Locate each line of the material that contains "times", then return it.

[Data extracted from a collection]
☆ ☆ ☆ ☆ ☆ ☆ ☆
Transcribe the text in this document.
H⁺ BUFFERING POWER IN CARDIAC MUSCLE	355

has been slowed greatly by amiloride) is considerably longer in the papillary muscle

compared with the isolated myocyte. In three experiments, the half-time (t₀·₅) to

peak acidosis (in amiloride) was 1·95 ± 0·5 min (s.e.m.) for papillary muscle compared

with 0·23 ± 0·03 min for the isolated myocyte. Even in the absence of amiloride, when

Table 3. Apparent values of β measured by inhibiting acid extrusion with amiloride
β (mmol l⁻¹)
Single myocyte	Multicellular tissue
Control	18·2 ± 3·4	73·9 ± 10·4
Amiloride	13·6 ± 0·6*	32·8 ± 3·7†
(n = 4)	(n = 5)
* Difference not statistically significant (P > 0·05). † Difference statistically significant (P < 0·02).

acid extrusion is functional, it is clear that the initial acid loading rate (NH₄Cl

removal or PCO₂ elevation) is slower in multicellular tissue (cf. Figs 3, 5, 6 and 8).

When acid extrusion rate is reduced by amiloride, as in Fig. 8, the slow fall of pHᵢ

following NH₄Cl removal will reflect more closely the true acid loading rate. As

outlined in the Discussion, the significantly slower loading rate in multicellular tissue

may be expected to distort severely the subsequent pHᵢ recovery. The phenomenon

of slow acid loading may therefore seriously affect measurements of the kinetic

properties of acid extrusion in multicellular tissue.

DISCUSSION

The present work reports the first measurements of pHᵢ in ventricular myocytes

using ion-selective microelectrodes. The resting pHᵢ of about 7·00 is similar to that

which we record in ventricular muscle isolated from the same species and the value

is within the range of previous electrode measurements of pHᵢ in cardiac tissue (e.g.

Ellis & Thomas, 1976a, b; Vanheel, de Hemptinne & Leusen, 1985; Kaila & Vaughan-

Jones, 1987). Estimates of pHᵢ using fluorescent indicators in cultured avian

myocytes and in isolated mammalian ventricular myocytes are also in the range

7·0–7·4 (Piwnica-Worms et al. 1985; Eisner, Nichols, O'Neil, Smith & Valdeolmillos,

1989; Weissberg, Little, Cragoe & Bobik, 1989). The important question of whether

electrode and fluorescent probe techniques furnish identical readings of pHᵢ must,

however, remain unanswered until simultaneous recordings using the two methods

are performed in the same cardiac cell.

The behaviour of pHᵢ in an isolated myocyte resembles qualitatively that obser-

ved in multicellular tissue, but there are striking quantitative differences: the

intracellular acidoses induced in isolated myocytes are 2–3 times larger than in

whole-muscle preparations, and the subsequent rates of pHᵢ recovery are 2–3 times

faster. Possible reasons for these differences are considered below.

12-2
☆ ☆ ☆ ☆ ☆ ☆ ☆
**THE RESPONSE:**
intracellular acidoses induced in isolated myocytes are 2–3 times larger than in
whole-muscle preparations, and the subsequent rates of pHᵢ recovery are 2–3 times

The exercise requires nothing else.